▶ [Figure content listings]
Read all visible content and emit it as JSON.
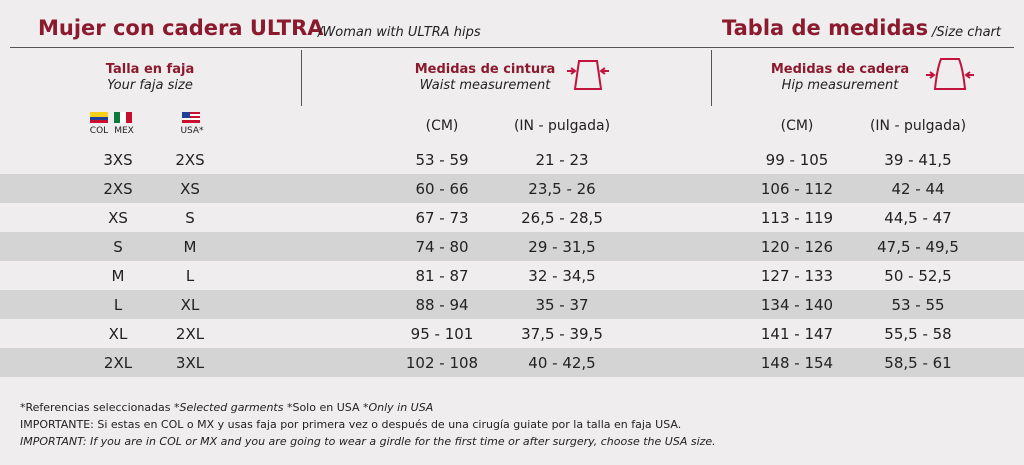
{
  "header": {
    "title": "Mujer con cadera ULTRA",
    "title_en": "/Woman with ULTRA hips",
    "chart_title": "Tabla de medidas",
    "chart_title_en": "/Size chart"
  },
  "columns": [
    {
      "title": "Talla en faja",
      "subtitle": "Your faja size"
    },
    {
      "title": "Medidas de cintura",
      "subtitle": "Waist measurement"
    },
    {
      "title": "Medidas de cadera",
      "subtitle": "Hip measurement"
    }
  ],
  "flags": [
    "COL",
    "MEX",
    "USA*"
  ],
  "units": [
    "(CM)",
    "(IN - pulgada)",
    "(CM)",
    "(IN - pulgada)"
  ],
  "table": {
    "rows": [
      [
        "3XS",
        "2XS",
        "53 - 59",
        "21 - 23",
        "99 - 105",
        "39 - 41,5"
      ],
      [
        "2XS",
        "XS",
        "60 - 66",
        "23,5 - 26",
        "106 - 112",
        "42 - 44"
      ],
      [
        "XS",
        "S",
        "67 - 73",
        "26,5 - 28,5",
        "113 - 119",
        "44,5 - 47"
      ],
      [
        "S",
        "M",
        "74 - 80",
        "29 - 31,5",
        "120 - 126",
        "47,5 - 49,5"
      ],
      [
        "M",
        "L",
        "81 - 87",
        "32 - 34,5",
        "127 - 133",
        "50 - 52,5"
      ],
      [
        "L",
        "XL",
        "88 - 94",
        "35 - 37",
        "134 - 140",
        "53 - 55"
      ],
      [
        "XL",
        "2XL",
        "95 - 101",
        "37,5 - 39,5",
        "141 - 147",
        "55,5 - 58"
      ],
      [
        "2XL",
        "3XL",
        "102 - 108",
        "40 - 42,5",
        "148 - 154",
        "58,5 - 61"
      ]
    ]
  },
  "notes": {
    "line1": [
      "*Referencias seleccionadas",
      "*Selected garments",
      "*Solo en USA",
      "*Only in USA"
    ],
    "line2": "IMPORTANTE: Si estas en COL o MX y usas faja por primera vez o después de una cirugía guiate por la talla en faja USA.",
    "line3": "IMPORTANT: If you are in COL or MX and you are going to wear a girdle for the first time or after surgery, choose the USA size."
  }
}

▶ [Task description] Leave out the pictures and copy the rest of the material above exactly.

▶ [Exercise output]
Read all visible content and emit it as JSON.
{
  "header": {
    "title": "Mujer con cadera ULTRA",
    "title_en": "/Woman with ULTRA hips",
    "chart_title": "Tabla de medidas",
    "chart_title_en": "/Size chart"
  },
  "columns": [
    {
      "title": "Talla en faja",
      "subtitle": "Your faja size"
    },
    {
      "title": "Medidas de cintura",
      "subtitle": "Waist measurement"
    },
    {
      "title": "Medidas de cadera",
      "subtitle": "Hip measurement"
    }
  ],
  "flags": [
    "COL",
    "MEX",
    "USA*"
  ],
  "units": [
    "(CM)",
    "(IN - pulgada)",
    "(CM)",
    "(IN - pulgada)"
  ],
  "table": {
    "rows": [
      [
        "3XS",
        "2XS",
        "53 - 59",
        "21 - 23",
        "99 - 105",
        "39 - 41,5"
      ],
      [
        "2XS",
        "XS",
        "60 - 66",
        "23,5 - 26",
        "106 - 112",
        "42 - 44"
      ],
      [
        "XS",
        "S",
        "67 - 73",
        "26,5 - 28,5",
        "113 - 119",
        "44,5 - 47"
      ],
      [
        "S",
        "M",
        "74 - 80",
        "29 - 31,5",
        "120 - 126",
        "47,5 - 49,5"
      ],
      [
        "M",
        "L",
        "81 - 87",
        "32 - 34,5",
        "127 - 133",
        "50 - 52,5"
      ],
      [
        "L",
        "XL",
        "88 - 94",
        "35 - 37",
        "134 - 140",
        "53 - 55"
      ],
      [
        "XL",
        "2XL",
        "95 - 101",
        "37,5 - 39,5",
        "141 - 147",
        "55,5 - 58"
      ],
      [
        "2XL",
        "3XL",
        "102 - 108",
        "40 - 42,5",
        "148 - 154",
        "58,5 - 61"
      ]
    ]
  },
  "notes": {
    "line1": [
      "*Referencias seleccionadas",
      "*Selected garments",
      "*Solo en USA",
      "*Only in USA"
    ],
    "line2": "IMPORTANTE: Si estas en COL o MX y usas faja por primera vez o después de una cirugía guiate por la talla en faja USA.",
    "line3": "IMPORTANT: If you are in COL or MX and you are going to wear a girdle for the first time or after surgery, choose the USA size."
  }
}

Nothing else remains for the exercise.